__EXERCISE BRIEF__. Copy out each line that includes the word "information".

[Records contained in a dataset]
▼▼▼

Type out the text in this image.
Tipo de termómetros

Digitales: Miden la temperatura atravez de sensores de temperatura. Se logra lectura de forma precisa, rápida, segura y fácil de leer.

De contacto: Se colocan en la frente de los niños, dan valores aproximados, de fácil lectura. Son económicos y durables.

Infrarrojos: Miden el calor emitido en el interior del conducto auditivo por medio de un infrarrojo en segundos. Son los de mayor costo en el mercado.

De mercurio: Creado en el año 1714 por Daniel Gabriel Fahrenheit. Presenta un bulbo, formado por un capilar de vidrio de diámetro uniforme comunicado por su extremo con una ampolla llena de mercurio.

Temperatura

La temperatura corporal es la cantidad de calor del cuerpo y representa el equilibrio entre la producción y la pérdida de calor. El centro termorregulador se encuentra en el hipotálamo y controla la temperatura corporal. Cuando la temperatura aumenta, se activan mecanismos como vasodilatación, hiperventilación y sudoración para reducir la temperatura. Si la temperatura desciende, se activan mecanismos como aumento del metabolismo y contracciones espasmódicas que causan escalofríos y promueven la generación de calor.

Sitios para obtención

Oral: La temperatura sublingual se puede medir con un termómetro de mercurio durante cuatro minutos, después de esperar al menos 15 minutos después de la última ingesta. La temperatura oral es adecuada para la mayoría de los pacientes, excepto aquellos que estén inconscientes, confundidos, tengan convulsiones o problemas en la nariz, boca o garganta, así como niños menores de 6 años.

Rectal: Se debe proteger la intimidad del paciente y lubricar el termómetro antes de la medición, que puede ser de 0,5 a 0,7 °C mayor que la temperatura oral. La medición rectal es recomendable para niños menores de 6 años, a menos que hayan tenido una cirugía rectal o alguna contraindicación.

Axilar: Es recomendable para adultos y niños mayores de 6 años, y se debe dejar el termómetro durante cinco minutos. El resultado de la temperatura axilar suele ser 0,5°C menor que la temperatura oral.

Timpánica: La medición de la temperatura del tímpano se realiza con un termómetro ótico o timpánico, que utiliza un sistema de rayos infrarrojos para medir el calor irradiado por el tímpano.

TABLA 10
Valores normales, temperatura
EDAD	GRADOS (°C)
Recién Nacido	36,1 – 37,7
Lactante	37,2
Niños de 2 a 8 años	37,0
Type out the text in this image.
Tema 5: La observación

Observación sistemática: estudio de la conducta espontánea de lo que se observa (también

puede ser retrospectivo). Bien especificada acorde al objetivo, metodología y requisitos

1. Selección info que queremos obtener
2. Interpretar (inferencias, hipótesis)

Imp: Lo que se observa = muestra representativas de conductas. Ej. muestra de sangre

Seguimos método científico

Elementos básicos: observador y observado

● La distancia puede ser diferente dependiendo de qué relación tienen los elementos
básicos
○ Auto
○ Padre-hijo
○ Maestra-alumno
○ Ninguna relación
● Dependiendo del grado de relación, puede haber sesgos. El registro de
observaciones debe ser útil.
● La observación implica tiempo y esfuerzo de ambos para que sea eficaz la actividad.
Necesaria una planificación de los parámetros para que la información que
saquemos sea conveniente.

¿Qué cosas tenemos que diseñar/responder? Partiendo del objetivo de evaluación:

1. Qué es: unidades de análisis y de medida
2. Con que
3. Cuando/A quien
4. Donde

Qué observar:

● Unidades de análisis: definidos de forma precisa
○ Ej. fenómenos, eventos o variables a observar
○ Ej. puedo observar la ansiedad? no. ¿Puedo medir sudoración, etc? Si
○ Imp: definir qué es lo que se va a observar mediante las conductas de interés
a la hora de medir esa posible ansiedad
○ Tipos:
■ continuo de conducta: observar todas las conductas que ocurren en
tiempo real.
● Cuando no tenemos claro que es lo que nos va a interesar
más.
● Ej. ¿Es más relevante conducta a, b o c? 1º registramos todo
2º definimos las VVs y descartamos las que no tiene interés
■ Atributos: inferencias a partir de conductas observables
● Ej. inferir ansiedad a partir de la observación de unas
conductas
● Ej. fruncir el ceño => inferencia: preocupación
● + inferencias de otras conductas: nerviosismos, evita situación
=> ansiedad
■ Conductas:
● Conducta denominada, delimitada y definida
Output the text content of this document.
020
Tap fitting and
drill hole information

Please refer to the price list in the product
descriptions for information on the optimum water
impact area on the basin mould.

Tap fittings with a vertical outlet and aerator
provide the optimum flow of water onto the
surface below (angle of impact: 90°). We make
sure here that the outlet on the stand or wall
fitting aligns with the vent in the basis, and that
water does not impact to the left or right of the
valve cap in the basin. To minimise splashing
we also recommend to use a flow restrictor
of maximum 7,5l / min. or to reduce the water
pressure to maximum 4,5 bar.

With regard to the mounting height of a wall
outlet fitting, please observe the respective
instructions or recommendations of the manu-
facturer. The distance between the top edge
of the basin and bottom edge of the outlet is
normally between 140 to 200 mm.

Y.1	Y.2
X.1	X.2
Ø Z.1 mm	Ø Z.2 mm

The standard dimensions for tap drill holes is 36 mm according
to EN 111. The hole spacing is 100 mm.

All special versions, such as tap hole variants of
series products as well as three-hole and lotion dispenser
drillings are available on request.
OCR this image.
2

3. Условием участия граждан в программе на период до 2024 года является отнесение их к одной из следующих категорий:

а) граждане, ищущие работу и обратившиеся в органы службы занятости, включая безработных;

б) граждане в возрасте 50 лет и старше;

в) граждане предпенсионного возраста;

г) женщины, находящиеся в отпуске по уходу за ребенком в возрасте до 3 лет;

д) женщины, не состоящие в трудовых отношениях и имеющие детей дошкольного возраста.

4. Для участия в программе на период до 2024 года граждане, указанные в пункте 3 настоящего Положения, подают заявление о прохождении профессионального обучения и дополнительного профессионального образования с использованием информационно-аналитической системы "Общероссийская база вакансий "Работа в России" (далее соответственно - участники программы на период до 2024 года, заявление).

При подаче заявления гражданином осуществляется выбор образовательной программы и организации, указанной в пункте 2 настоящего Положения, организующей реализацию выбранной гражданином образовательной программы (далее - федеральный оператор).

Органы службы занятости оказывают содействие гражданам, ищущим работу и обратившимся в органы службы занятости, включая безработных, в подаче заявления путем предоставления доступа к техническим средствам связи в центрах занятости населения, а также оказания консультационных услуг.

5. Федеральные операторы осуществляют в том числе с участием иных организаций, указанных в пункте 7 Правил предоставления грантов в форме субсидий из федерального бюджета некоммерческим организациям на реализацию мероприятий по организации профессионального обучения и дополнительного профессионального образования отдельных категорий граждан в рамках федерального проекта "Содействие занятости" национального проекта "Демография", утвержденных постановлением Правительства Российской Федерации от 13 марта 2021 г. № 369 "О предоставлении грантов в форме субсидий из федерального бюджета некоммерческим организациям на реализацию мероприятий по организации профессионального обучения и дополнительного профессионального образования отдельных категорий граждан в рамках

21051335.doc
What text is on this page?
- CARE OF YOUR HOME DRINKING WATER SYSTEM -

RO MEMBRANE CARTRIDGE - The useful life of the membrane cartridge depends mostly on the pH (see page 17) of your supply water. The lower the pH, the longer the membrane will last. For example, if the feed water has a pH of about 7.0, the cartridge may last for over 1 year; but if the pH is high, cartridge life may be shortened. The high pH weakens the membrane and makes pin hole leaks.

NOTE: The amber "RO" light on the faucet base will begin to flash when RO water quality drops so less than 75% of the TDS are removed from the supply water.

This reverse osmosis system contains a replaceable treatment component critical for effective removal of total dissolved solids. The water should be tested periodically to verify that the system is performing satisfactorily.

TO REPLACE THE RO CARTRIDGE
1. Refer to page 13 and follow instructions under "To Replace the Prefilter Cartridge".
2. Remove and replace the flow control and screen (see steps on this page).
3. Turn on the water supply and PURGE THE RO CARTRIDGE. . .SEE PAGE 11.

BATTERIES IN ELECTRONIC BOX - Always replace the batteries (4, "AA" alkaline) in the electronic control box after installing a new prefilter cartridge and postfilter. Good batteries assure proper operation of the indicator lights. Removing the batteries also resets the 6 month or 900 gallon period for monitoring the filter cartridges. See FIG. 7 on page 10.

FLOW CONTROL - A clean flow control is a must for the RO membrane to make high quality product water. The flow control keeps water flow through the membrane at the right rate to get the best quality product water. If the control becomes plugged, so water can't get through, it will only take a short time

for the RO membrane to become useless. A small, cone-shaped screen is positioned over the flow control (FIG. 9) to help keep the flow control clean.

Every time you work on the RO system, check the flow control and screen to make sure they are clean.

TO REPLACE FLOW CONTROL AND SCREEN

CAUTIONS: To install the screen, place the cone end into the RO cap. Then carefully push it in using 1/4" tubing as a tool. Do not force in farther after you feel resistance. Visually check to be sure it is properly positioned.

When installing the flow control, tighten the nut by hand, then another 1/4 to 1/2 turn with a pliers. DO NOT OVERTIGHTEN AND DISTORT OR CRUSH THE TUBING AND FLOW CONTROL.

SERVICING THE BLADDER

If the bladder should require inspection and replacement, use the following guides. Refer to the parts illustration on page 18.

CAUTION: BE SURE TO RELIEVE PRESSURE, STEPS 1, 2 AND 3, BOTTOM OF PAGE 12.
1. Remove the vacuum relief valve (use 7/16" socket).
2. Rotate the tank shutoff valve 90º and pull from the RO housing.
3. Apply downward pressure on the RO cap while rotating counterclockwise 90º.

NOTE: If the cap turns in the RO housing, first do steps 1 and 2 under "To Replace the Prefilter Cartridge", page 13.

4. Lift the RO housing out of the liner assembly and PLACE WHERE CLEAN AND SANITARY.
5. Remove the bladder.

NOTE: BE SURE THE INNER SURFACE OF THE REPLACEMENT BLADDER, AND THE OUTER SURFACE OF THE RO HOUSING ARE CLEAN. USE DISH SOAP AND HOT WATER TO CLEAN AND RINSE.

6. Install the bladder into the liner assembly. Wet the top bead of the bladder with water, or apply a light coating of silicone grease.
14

▲▲▲

__RESULT OF THE TASK__.
drill hole information
descriptions for information on the optimum water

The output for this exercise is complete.